Stored data
## Start

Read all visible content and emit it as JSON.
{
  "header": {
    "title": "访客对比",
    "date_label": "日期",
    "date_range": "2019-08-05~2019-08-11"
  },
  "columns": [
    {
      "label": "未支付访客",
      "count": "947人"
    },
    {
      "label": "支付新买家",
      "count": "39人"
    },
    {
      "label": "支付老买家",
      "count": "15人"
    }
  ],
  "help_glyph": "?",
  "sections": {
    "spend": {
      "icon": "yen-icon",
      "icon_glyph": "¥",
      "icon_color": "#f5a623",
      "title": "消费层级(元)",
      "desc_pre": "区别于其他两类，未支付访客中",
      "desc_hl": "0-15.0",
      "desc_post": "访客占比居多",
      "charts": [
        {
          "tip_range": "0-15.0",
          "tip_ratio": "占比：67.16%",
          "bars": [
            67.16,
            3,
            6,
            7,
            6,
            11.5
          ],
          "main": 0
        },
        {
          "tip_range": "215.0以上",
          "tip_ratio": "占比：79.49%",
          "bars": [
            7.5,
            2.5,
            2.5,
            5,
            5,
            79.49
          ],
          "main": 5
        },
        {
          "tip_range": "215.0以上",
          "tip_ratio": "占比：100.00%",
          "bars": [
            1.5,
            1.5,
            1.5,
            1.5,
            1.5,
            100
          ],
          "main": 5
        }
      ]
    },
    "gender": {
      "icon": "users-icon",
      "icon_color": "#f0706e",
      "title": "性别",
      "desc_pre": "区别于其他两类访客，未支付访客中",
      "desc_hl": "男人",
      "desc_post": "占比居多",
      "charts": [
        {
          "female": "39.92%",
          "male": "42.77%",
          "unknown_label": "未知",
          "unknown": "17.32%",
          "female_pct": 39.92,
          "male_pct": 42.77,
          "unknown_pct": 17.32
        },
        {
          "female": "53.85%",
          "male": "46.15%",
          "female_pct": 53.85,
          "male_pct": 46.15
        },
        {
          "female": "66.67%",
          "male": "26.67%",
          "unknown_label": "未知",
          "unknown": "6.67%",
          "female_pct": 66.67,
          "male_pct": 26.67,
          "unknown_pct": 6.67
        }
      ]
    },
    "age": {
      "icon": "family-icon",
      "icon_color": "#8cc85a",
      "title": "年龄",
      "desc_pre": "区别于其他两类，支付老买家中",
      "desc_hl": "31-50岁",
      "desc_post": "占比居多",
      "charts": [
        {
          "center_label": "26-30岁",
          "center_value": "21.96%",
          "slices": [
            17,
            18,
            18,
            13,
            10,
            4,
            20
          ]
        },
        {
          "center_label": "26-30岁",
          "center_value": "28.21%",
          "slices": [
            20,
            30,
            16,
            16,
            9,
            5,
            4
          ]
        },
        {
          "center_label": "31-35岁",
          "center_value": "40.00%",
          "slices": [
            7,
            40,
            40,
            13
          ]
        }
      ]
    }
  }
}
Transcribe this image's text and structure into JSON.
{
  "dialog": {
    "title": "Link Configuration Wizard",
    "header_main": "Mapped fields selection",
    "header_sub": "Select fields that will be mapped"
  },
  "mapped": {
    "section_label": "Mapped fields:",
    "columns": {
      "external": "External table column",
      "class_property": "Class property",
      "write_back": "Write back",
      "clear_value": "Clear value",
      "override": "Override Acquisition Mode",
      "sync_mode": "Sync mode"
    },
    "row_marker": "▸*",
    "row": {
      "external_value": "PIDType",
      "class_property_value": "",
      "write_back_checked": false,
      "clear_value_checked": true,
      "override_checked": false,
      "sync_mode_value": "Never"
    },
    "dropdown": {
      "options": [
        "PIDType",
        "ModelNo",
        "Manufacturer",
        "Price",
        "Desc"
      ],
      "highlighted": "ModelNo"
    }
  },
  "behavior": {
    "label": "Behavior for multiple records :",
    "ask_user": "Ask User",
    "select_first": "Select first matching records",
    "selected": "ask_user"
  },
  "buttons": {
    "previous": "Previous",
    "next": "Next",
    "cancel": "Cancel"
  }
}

## End

● DESCRIPTION OF THE TASK
Set down every record above exactly as given.

● TASK RESULT
Read all visible content and emit it as JSON.
{
  "header": {
    "title": "访客对比",
    "date_label": "日期",
    "date_range": "2019-08-05~2019-08-11"
  },
  "columns": [
    {
      "label": "未支付访客",
      "count": "947人"
    },
    {
      "label": "支付新买家",
      "count": "39人"
    },
    {
      "label": "支付老买家",
      "count": "15人"
    }
  ],
  "help_glyph": "?",
  "sections": {
    "spend": {
      "icon": "yen-icon",
      "icon_glyph": "¥",
      "icon_color": "#f5a623",
      "title": "消费层级(元)",
      "desc_pre": "区别于其他两类，未支付访客中",
      "desc_hl": "0-15.0",
      "desc_post": "访客占比居多",
      "charts": [
        {
          "tip_range": "0-15.0",
          "tip_ratio": "占比：67.16%",
          "bars": [
            67.16,
            3,
            6,
            7,
            6,
            11.5
          ],
          "main": 0
        },
        {
          "tip_range": "215.0以上",
          "tip_ratio": "占比：79.49%",
          "bars": [
            7.5,
            2.5,
            2.5,
            5,
            5,
            79.49
          ],
          "main": 5
        },
        {
          "tip_range": "215.0以上",
          "tip_ratio": "占比：100.00%",
          "bars": [
            1.5,
            1.5,
            1.5,
            1.5,
            1.5,
            100
          ],
          "main": 5
        }
      ]
    },
    "gender": {
      "icon": "users-icon",
      "icon_color": "#f0706e",
      "title": "性别",
      "desc_pre": "区别于其他两类访客，未支付访客中",
      "desc_hl": "男人",
      "desc_post": "占比居多",
      "charts": [
        {
          "female": "39.92%",
          "male": "42.77%",
          "unknown_label": "未知",
          "unknown": "17.32%",
          "female_pct": 39.92,
          "male_pct": 42.77,
          "unknown_pct": 17.32
        },
        {
          "female": "53.85%",
          "male": "46.15%",
          "female_pct": 53.85,
          "male_pct": 46.15
        },
        {
          "female": "66.67%",
          "male": "26.67%",
          "unknown_label": "未知",
          "unknown": "6.67%",
          "female_pct": 66.67,
          "male_pct": 26.67,
          "unknown_pct": 6.67
        }
      ]
    },
    "age": {
      "icon": "family-icon",
      "icon_color": "#8cc85a",
      "title": "年龄",
      "desc_pre": "区别于其他两类，支付老买家中",
      "desc_hl": "31-50岁",
      "desc_post": "占比居多",
      "charts": [
        {
          "center_label": "26-30岁",
          "center_value": "21.96%",
          "slices": [
            17,
            18,
            18,
            13,
            10,
            4,
            20
          ]
        },
        {
          "center_label": "26-30岁",
          "center_value": "28.21%",
          "slices": [
            20,
            30,
            16,
            16,
            9,
            5,
            4
          ]
        },
        {
          "center_label": "31-35岁",
          "center_value": "40.00%",
          "slices": [
            7,
            40,
            40,
            13
          ]
        }
      ]
    }
  }
}
Transcribe this image's text and structure into JSON.
{
  "dialog": {
    "title": "Link Configuration Wizard",
    "header_main": "Mapped fields selection",
    "header_sub": "Select fields that will be mapped"
  },
  "mapped": {
    "section_label": "Mapped fields:",
    "columns": {
      "external": "External table column",
      "class_property": "Class property",
      "write_back": "Write back",
      "clear_value": "Clear value",
      "override": "Override Acquisition Mode",
      "sync_mode": "Sync mode"
    },
    "row_marker": "▸*",
    "row": {
      "external_value": "PIDType",
      "class_property_value": "",
      "write_back_checked": false,
      "clear_value_checked": true,
      "override_checked": false,
      "sync_mode_value": "Never"
    },
    "dropdown": {
      "options": [
        "PIDType",
        "ModelNo",
        "Manufacturer",
        "Price",
        "Desc"
      ],
      "highlighted": "ModelNo"
    }
  },
  "behavior": {
    "label": "Behavior for multiple records :",
    "ask_user": "Ask User",
    "select_first": "Select first matching records",
    "selected": "ask_user"
  },
  "buttons": {
    "previous": "Previous",
    "next": "Next",
    "cancel": "Cancel"
  }
}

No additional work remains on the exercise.